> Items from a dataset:
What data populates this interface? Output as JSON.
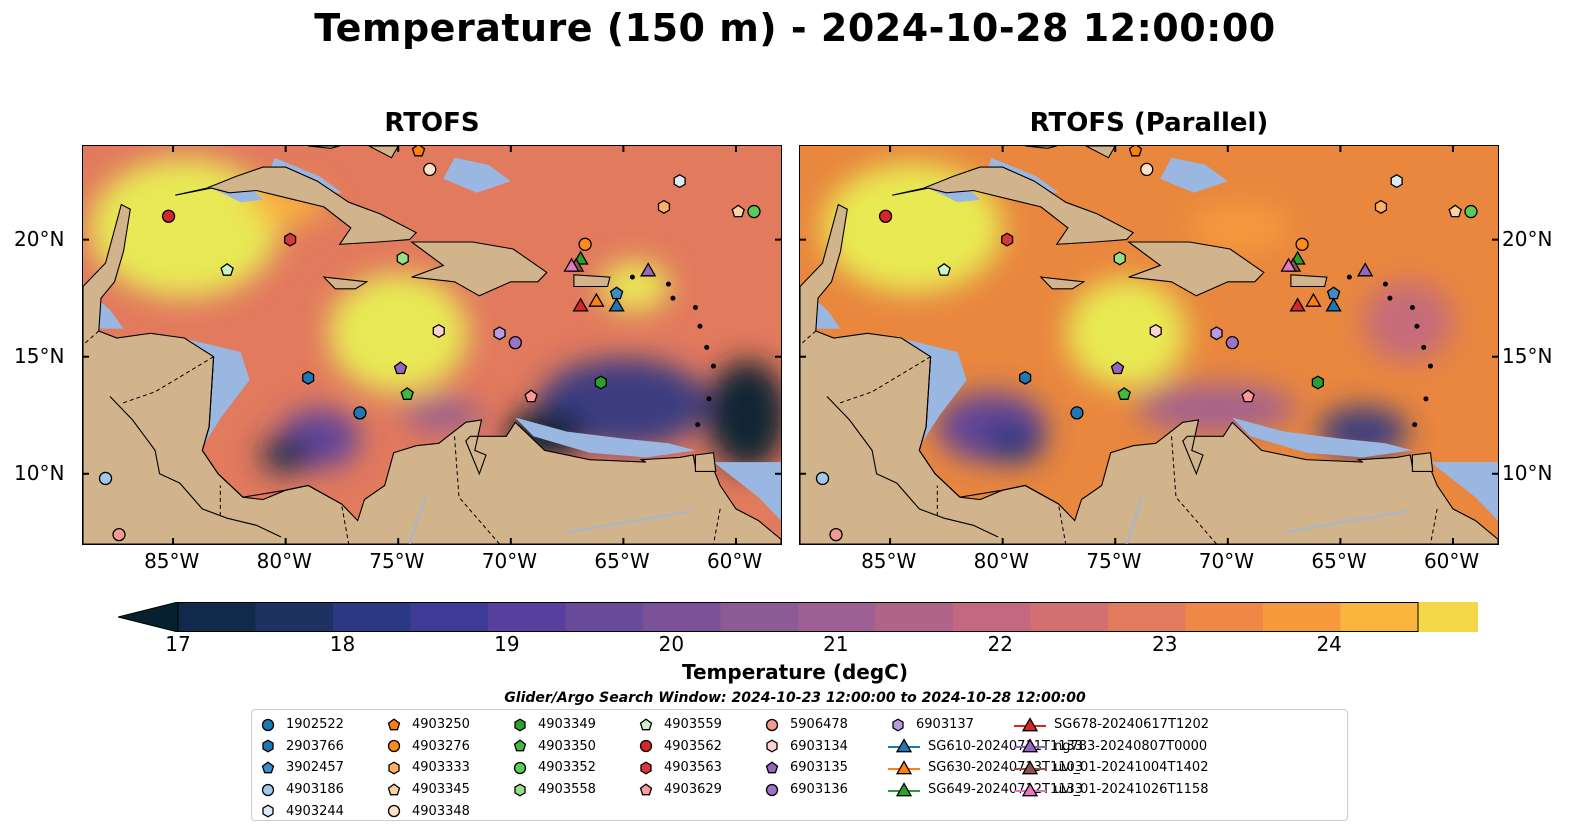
{
  "figure": {
    "title": "Temperature (150 m) - 2024-10-28 12:00:00",
    "search_window": "Glider/Argo Search Window: 2024-10-23 12:00:00 to 2024-10-28 12:00:00"
  },
  "panels": [
    {
      "title": "RTOFS"
    },
    {
      "title": "RTOFS (Parallel)"
    }
  ],
  "map_extent": {
    "lon_min": -89,
    "lon_max": -58,
    "lat_min": 7,
    "lat_max": 24
  },
  "axes": {
    "x_ticks": [
      {
        "lon": -85,
        "label": "85°W"
      },
      {
        "lon": -80,
        "label": "80°W"
      },
      {
        "lon": -75,
        "label": "75°W"
      },
      {
        "lon": -70,
        "label": "70°W"
      },
      {
        "lon": -65,
        "label": "65°W"
      },
      {
        "lon": -60,
        "label": "60°W"
      }
    ],
    "y_ticks": [
      {
        "lat": 20,
        "label": "20°N"
      },
      {
        "lat": 15,
        "label": "15°N"
      },
      {
        "lat": 10,
        "label": "10°N"
      }
    ]
  },
  "colorbar": {
    "label": "Temperature (degC)",
    "min": 16.75,
    "max": 24.5,
    "ticks": [
      {
        "value": 17,
        "label": "17"
      },
      {
        "value": 18,
        "label": "18"
      },
      {
        "value": 19,
        "label": "19"
      },
      {
        "value": 20,
        "label": "20"
      },
      {
        "value": 21,
        "label": "21"
      },
      {
        "value": 22,
        "label": "22"
      },
      {
        "value": 23,
        "label": "23"
      },
      {
        "value": 24,
        "label": "24"
      }
    ],
    "colors": [
      "#06202f",
      "#112a4b",
      "#1d3260",
      "#2b3883",
      "#3e3c96",
      "#573f9e",
      "#694a9b",
      "#7b5297",
      "#8c5b96",
      "#9e5f92",
      "#b0648a",
      "#c26880",
      "#d26f72",
      "#e27a5e",
      "#ef8747",
      "#f79a3c",
      "#fab63c",
      "#f4d848",
      "#e8f254"
    ]
  },
  "platforms": [
    {
      "id": "1902522",
      "shape": "circle",
      "color": "#1f77b4",
      "lon": -76.7,
      "lat": 12.6
    },
    {
      "id": "2903766",
      "shape": "hexagon",
      "color": "#1f77b4",
      "lon": -79.0,
      "lat": 14.1
    },
    {
      "id": "3902457",
      "shape": "pentagon",
      "color": "#3f8bc7",
      "lon": -65.3,
      "lat": 17.7
    },
    {
      "id": "4903186",
      "shape": "circle",
      "color": "#9ec9ea",
      "lon": -88.0,
      "lat": 9.8
    },
    {
      "id": "4903244",
      "shape": "hexagon",
      "color": "#dbeaf6",
      "lon": -62.5,
      "lat": 22.5
    },
    {
      "id": "4903250",
      "shape": "pentagon",
      "color": "#ff7f0e",
      "lon": -74.1,
      "lat": 23.8
    },
    {
      "id": "4903276",
      "shape": "circle",
      "color": "#ff8c1a",
      "lon": -66.7,
      "lat": 19.8
    },
    {
      "id": "4903333",
      "shape": "hexagon",
      "color": "#ffb066",
      "lon": -63.2,
      "lat": 21.4
    },
    {
      "id": "4903345",
      "shape": "pentagon",
      "color": "#ffd2a6",
      "lon": -59.9,
      "lat": 21.2
    },
    {
      "id": "4903348",
      "shape": "circle",
      "color": "#ffe2c4",
      "lon": -73.6,
      "lat": 23.0
    },
    {
      "id": "4903349",
      "shape": "hexagon",
      "color": "#2ca02c",
      "lon": -66.0,
      "lat": 13.9
    },
    {
      "id": "4903350",
      "shape": "pentagon",
      "color": "#3fb93f",
      "lon": -74.6,
      "lat": 13.4
    },
    {
      "id": "4903352",
      "shape": "circle",
      "color": "#5cc95c",
      "lon": -59.2,
      "lat": 21.2
    },
    {
      "id": "4903558",
      "shape": "hexagon",
      "color": "#98df8a",
      "lon": -74.8,
      "lat": 19.2
    },
    {
      "id": "4903559",
      "shape": "pentagon",
      "color": "#ccf4c4",
      "lon": -82.6,
      "lat": 18.7
    },
    {
      "id": "4903562",
      "shape": "circle",
      "color": "#d62728",
      "lon": -85.2,
      "lat": 21.0
    },
    {
      "id": "4903563",
      "shape": "hexagon",
      "color": "#d8383a",
      "lon": -79.8,
      "lat": 20.0
    },
    {
      "id": "4903629",
      "shape": "pentagon",
      "color": "#ff9896",
      "lon": -69.1,
      "lat": 13.3
    },
    {
      "id": "5906478",
      "shape": "circle",
      "color": "#f29a92",
      "lon": -87.4,
      "lat": 7.4
    },
    {
      "id": "6903134",
      "shape": "hexagon",
      "color": "#ffd2d0",
      "lon": -73.2,
      "lat": 16.1
    },
    {
      "id": "6903135",
      "shape": "pentagon",
      "color": "#9467bd",
      "lon": -74.9,
      "lat": 14.5
    },
    {
      "id": "6903136",
      "shape": "circle",
      "color": "#9a72c6",
      "lon": -69.8,
      "lat": 15.6
    },
    {
      "id": "6903137",
      "shape": "hexagon",
      "color": "#b89be0",
      "lon": -70.5,
      "lat": 16.0
    },
    {
      "id": "SG610-20240711T1133",
      "shape": "triangle",
      "color": "#1f77b4",
      "lon": -65.3,
      "lat": 17.2
    },
    {
      "id": "SG630-20240713T1103",
      "shape": "triangle",
      "color": "#ff7f0e",
      "lon": -66.2,
      "lat": 17.4
    },
    {
      "id": "SG649-20240712T1133",
      "shape": "triangle",
      "color": "#2ca02c",
      "lon": -66.9,
      "lat": 19.2
    },
    {
      "id": "SG678-20240617T1202",
      "shape": "triangle",
      "color": "#d62728",
      "lon": -66.9,
      "lat": 17.2
    },
    {
      "id": "ng783-20240807T0000",
      "shape": "triangle",
      "color": "#9467bd",
      "lon": -63.9,
      "lat": 18.7
    },
    {
      "id": "uvi_01-20241004T1402",
      "shape": "triangle",
      "color": "#8c564b",
      "lon": -67.1,
      "lat": 18.9
    },
    {
      "id": "uvi_01-20241026T1158",
      "shape": "triangle",
      "color": "#e377c2",
      "lon": -67.3,
      "lat": 18.9
    }
  ]
}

> Aim of the task:
Repeat the listing above exactly, with no pictures.

> Result of this exercise:
What data populates this interface? Output as JSON.
{
  "figure": {
    "title": "Temperature (150 m) - 2024-10-28 12:00:00",
    "search_window": "Glider/Argo Search Window: 2024-10-23 12:00:00 to 2024-10-28 12:00:00"
  },
  "panels": [
    {
      "title": "RTOFS"
    },
    {
      "title": "RTOFS (Parallel)"
    }
  ],
  "map_extent": {
    "lon_min": -89,
    "lon_max": -58,
    "lat_min": 7,
    "lat_max": 24
  },
  "axes": {
    "x_ticks": [
      {
        "lon": -85,
        "label": "85°W"
      },
      {
        "lon": -80,
        "label": "80°W"
      },
      {
        "lon": -75,
        "label": "75°W"
      },
      {
        "lon": -70,
        "label": "70°W"
      },
      {
        "lon": -65,
        "label": "65°W"
      },
      {
        "lon": -60,
        "label": "60°W"
      }
    ],
    "y_ticks": [
      {
        "lat": 20,
        "label": "20°N"
      },
      {
        "lat": 15,
        "label": "15°N"
      },
      {
        "lat": 10,
        "label": "10°N"
      }
    ]
  },
  "colorbar": {
    "label": "Temperature (degC)",
    "min": 16.75,
    "max": 24.5,
    "ticks": [
      {
        "value": 17,
        "label": "17"
      },
      {
        "value": 18,
        "label": "18"
      },
      {
        "value": 19,
        "label": "19"
      },
      {
        "value": 20,
        "label": "20"
      },
      {
        "value": 21,
        "label": "21"
      },
      {
        "value": 22,
        "label": "22"
      },
      {
        "value": 23,
        "label": "23"
      },
      {
        "value": 24,
        "label": "24"
      }
    ],
    "colors": [
      "#06202f",
      "#112a4b",
      "#1d3260",
      "#2b3883",
      "#3e3c96",
      "#573f9e",
      "#694a9b",
      "#7b5297",
      "#8c5b96",
      "#9e5f92",
      "#b0648a",
      "#c26880",
      "#d26f72",
      "#e27a5e",
      "#ef8747",
      "#f79a3c",
      "#fab63c",
      "#f4d848",
      "#e8f254"
    ]
  },
  "platforms": [
    {
      "id": "1902522",
      "shape": "circle",
      "color": "#1f77b4",
      "lon": -76.7,
      "lat": 12.6
    },
    {
      "id": "2903766",
      "shape": "hexagon",
      "color": "#1f77b4",
      "lon": -79.0,
      "lat": 14.1
    },
    {
      "id": "3902457",
      "shape": "pentagon",
      "color": "#3f8bc7",
      "lon": -65.3,
      "lat": 17.7
    },
    {
      "id": "4903186",
      "shape": "circle",
      "color": "#9ec9ea",
      "lon": -88.0,
      "lat": 9.8
    },
    {
      "id": "4903244",
      "shape": "hexagon",
      "color": "#dbeaf6",
      "lon": -62.5,
      "lat": 22.5
    },
    {
      "id": "4903250",
      "shape": "pentagon",
      "color": "#ff7f0e",
      "lon": -74.1,
      "lat": 23.8
    },
    {
      "id": "4903276",
      "shape": "circle",
      "color": "#ff8c1a",
      "lon": -66.7,
      "lat": 19.8
    },
    {
      "id": "4903333",
      "shape": "hexagon",
      "color": "#ffb066",
      "lon": -63.2,
      "lat": 21.4
    },
    {
      "id": "4903345",
      "shape": "pentagon",
      "color": "#ffd2a6",
      "lon": -59.9,
      "lat": 21.2
    },
    {
      "id": "4903348",
      "shape": "circle",
      "color": "#ffe2c4",
      "lon": -73.6,
      "lat": 23.0
    },
    {
      "id": "4903349",
      "shape": "hexagon",
      "color": "#2ca02c",
      "lon": -66.0,
      "lat": 13.9
    },
    {
      "id": "4903350",
      "shape": "pentagon",
      "color": "#3fb93f",
      "lon": -74.6,
      "lat": 13.4
    },
    {
      "id": "4903352",
      "shape": "circle",
      "color": "#5cc95c",
      "lon": -59.2,
      "lat": 21.2
    },
    {
      "id": "4903558",
      "shape": "hexagon",
      "color": "#98df8a",
      "lon": -74.8,
      "lat": 19.2
    },
    {
      "id": "4903559",
      "shape": "pentagon",
      "color": "#ccf4c4",
      "lon": -82.6,
      "lat": 18.7
    },
    {
      "id": "4903562",
      "shape": "circle",
      "color": "#d62728",
      "lon": -85.2,
      "lat": 21.0
    },
    {
      "id": "4903563",
      "shape": "hexagon",
      "color": "#d8383a",
      "lon": -79.8,
      "lat": 20.0
    },
    {
      "id": "4903629",
      "shape": "pentagon",
      "color": "#ff9896",
      "lon": -69.1,
      "lat": 13.3
    },
    {
      "id": "5906478",
      "shape": "circle",
      "color": "#f29a92",
      "lon": -87.4,
      "lat": 7.4
    },
    {
      "id": "6903134",
      "shape": "hexagon",
      "color": "#ffd2d0",
      "lon": -73.2,
      "lat": 16.1
    },
    {
      "id": "6903135",
      "shape": "pentagon",
      "color": "#9467bd",
      "lon": -74.9,
      "lat": 14.5
    },
    {
      "id": "6903136",
      "shape": "circle",
      "color": "#9a72c6",
      "lon": -69.8,
      "lat": 15.6
    },
    {
      "id": "6903137",
      "shape": "hexagon",
      "color": "#b89be0",
      "lon": -70.5,
      "lat": 16.0
    },
    {
      "id": "SG610-20240711T1133",
      "shape": "triangle",
      "color": "#1f77b4",
      "lon": -65.3,
      "lat": 17.2
    },
    {
      "id": "SG630-20240713T1103",
      "shape": "triangle",
      "color": "#ff7f0e",
      "lon": -66.2,
      "lat": 17.4
    },
    {
      "id": "SG649-20240712T1133",
      "shape": "triangle",
      "color": "#2ca02c",
      "lon": -66.9,
      "lat": 19.2
    },
    {
      "id": "SG678-20240617T1202",
      "shape": "triangle",
      "color": "#d62728",
      "lon": -66.9,
      "lat": 17.2
    },
    {
      "id": "ng783-20240807T0000",
      "shape": "triangle",
      "color": "#9467bd",
      "lon": -63.9,
      "lat": 18.7
    },
    {
      "id": "uvi_01-20241004T1402",
      "shape": "triangle",
      "color": "#8c564b",
      "lon": -67.1,
      "lat": 18.9
    },
    {
      "id": "uvi_01-20241026T1158",
      "shape": "triangle",
      "color": "#e377c2",
      "lon": -67.3,
      "lat": 18.9
    }
  ]
}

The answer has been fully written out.